● **GIVEN EXERCISE**: From the records below, copy every line that contains the word "JSON".
• • • •
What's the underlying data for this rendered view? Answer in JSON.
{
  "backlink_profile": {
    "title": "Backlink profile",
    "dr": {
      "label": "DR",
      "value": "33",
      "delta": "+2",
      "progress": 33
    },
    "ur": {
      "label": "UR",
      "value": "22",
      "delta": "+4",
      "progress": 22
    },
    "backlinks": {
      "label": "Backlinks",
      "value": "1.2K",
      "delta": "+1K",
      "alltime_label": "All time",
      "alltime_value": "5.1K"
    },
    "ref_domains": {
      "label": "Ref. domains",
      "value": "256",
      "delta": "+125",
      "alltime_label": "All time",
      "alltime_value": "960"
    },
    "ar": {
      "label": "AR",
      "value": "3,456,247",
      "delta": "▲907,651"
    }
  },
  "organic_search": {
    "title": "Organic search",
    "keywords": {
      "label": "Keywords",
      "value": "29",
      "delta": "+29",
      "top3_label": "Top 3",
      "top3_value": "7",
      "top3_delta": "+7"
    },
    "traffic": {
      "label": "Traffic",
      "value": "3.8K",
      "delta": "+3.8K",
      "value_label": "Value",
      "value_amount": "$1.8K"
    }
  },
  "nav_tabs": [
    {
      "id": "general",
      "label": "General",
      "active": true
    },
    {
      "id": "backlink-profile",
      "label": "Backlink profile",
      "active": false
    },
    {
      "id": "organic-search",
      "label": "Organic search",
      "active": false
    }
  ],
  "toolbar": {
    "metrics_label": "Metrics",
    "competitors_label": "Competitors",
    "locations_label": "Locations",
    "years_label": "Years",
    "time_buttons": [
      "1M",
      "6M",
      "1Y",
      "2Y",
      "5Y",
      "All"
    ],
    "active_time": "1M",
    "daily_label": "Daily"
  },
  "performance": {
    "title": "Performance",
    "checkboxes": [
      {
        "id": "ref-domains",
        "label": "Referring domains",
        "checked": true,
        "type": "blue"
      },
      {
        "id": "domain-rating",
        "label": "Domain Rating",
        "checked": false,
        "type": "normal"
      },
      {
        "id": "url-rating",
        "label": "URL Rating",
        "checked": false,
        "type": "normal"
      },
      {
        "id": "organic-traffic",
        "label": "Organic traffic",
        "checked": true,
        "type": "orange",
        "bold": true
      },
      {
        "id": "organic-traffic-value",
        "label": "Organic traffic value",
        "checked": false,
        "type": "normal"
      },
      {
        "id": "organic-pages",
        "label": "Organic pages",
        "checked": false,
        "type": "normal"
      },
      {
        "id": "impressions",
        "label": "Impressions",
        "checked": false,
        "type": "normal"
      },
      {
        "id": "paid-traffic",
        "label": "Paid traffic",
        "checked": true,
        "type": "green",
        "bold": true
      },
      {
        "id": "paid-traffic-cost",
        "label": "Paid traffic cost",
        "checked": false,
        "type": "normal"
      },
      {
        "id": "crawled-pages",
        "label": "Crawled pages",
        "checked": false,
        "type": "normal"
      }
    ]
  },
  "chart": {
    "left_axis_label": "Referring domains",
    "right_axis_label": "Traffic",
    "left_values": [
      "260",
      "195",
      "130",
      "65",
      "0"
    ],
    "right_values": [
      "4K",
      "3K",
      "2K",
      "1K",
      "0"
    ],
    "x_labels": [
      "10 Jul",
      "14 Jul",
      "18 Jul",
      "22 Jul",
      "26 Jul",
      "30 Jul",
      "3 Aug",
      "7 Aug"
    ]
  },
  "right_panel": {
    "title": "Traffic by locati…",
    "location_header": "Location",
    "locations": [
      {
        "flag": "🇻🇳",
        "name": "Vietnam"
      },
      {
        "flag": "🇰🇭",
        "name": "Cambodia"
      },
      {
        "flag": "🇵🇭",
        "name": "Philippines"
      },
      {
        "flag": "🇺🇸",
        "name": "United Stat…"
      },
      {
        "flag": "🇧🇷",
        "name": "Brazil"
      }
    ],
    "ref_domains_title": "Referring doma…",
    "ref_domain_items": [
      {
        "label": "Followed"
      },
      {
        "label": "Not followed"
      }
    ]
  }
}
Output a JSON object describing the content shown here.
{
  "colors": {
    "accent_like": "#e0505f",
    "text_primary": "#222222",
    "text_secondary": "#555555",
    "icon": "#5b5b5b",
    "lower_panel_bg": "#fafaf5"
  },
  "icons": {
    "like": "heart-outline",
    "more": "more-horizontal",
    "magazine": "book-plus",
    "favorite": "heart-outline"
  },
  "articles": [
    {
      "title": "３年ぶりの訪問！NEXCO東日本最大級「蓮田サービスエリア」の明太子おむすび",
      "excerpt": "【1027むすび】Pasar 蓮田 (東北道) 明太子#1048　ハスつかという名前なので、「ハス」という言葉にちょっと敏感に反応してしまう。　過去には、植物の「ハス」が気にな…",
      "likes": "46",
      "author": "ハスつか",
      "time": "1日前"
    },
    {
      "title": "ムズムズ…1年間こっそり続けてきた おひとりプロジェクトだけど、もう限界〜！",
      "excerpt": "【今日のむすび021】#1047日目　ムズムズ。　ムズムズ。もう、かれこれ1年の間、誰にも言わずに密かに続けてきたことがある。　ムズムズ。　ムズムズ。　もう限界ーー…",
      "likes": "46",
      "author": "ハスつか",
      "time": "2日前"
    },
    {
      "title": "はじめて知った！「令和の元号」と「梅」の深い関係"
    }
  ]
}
• • • •
● **TASK ANSWER**:
What's the underlying data for this rendered view? Answer in JSON.
Output a JSON object describing the content shown here.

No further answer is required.